Copy each line containing the word "source" from the records that follow, please.

=== Material provided ===

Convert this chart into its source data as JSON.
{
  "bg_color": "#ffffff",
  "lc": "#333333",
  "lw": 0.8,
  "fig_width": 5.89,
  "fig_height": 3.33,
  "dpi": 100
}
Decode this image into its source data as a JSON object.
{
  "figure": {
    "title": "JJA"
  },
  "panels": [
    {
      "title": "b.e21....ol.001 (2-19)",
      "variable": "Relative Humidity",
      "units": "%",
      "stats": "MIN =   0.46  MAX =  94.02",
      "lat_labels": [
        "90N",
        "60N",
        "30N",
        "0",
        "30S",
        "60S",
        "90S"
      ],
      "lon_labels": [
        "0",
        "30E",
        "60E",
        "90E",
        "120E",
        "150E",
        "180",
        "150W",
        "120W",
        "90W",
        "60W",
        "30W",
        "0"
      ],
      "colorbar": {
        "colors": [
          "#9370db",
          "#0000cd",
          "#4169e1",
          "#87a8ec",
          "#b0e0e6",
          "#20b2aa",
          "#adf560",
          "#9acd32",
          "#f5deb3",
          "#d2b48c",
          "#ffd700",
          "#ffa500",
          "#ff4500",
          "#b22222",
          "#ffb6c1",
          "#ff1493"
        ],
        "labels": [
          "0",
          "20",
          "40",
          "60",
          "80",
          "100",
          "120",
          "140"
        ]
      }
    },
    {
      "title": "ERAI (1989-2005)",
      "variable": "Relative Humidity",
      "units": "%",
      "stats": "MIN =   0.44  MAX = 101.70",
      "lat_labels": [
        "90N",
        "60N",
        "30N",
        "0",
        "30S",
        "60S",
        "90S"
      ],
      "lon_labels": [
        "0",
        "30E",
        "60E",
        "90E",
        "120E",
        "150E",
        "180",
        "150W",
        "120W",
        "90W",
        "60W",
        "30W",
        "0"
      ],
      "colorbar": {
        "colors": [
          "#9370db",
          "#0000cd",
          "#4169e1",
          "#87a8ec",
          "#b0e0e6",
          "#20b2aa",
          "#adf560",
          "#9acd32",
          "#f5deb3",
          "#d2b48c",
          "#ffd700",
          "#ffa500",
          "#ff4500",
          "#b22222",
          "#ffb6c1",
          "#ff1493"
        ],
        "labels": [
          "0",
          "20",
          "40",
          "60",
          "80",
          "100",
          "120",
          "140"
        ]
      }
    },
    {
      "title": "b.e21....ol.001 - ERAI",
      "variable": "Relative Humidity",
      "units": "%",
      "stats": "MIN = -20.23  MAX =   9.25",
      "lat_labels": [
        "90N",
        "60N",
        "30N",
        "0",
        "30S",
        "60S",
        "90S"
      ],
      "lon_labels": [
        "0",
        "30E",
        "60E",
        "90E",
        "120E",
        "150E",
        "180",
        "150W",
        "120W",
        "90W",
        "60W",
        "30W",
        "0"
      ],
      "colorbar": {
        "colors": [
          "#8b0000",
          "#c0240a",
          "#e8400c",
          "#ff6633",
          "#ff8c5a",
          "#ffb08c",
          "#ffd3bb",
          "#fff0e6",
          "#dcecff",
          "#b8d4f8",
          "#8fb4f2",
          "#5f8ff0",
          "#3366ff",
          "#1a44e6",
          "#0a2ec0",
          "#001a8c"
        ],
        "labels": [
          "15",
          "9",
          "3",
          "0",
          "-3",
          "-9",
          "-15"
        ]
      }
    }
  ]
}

===

(Task answer):
Convert this chart into its source data as JSON.
Decode this image into its source data as a JSON object.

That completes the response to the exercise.